- [PROBLEM STATEMENT]: Among the lines below, count those containing the word "Hohler". Give the number only.
BEGIN DATA SHOWN
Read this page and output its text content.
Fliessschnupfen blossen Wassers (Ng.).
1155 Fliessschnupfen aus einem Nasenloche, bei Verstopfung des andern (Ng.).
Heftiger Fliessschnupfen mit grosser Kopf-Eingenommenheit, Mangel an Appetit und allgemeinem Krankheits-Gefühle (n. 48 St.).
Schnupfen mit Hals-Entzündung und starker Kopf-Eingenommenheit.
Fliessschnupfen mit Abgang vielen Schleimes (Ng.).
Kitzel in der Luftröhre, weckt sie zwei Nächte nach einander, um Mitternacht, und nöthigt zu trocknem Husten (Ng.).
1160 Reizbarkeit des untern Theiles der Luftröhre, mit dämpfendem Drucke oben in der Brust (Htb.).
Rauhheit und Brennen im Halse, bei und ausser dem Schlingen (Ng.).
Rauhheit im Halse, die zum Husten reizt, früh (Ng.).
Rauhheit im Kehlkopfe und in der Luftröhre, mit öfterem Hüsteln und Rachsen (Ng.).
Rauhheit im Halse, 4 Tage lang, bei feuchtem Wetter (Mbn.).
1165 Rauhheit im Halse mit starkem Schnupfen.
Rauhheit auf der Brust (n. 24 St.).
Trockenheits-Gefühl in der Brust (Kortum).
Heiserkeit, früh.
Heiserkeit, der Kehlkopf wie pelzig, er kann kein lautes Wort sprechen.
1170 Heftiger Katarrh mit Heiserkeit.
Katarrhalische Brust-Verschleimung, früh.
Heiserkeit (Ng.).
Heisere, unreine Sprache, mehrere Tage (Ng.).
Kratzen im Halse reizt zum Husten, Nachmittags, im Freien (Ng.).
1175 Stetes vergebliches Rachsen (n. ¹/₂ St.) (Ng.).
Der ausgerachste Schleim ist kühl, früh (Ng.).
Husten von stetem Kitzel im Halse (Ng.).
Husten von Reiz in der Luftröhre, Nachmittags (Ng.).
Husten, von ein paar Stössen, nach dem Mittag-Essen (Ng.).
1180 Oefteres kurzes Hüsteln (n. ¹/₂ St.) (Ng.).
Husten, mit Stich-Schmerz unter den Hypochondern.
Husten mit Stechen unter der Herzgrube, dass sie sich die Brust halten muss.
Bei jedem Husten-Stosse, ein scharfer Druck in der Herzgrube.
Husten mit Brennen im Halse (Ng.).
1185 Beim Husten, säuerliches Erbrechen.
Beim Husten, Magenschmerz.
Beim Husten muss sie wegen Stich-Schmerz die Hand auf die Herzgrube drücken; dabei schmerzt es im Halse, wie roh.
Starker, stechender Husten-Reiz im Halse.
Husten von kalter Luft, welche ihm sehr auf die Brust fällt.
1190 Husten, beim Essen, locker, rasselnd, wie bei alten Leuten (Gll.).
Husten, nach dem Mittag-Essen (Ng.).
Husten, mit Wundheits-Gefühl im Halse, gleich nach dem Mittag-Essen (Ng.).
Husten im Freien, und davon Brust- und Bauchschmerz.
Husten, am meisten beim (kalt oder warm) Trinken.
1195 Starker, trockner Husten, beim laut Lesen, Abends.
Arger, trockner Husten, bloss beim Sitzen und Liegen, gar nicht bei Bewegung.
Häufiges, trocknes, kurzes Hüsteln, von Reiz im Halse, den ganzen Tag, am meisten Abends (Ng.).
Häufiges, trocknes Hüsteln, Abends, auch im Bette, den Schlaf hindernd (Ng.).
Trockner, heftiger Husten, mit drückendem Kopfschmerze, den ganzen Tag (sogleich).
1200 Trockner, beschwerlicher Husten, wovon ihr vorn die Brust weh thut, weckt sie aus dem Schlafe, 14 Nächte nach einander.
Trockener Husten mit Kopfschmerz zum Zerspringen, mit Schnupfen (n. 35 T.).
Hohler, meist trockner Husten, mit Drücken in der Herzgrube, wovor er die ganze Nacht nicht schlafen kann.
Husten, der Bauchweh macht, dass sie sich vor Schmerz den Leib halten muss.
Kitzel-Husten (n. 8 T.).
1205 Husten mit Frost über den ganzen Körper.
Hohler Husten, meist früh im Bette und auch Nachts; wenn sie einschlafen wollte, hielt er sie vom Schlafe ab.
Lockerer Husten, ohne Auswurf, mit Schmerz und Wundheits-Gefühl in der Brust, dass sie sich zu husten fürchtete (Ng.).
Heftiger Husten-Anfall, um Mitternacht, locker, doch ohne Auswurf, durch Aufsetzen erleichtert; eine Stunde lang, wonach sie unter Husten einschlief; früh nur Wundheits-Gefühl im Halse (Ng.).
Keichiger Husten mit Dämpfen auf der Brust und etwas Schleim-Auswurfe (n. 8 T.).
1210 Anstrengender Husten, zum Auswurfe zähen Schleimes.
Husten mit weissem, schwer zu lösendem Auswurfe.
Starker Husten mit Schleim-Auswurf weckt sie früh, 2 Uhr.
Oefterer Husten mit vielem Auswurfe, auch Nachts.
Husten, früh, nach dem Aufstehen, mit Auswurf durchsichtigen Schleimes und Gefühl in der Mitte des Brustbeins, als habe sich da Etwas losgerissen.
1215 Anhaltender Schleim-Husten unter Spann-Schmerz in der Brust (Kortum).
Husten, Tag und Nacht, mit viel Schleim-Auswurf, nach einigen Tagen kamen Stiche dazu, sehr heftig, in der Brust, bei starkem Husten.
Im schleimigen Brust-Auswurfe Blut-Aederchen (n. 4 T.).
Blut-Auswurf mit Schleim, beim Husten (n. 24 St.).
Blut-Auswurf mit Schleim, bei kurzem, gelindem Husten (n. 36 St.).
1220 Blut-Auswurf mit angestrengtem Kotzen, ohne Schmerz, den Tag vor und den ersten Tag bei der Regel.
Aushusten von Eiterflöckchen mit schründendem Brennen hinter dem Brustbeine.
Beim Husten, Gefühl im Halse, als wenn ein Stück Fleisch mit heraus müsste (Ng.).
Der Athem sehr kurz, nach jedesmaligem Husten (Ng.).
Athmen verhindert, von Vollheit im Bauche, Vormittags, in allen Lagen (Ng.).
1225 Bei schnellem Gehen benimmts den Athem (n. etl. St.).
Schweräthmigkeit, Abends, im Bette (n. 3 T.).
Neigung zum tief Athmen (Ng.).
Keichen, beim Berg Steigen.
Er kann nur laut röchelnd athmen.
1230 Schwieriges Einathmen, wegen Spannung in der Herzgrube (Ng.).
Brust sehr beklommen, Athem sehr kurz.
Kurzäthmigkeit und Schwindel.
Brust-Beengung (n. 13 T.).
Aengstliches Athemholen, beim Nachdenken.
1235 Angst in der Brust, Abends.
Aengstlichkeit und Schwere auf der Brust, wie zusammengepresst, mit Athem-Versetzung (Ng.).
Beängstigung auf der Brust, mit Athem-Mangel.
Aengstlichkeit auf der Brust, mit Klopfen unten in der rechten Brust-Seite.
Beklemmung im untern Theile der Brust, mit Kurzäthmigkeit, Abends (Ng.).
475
END DATA SHOWN
- [RESULT OF THE TASK]: 2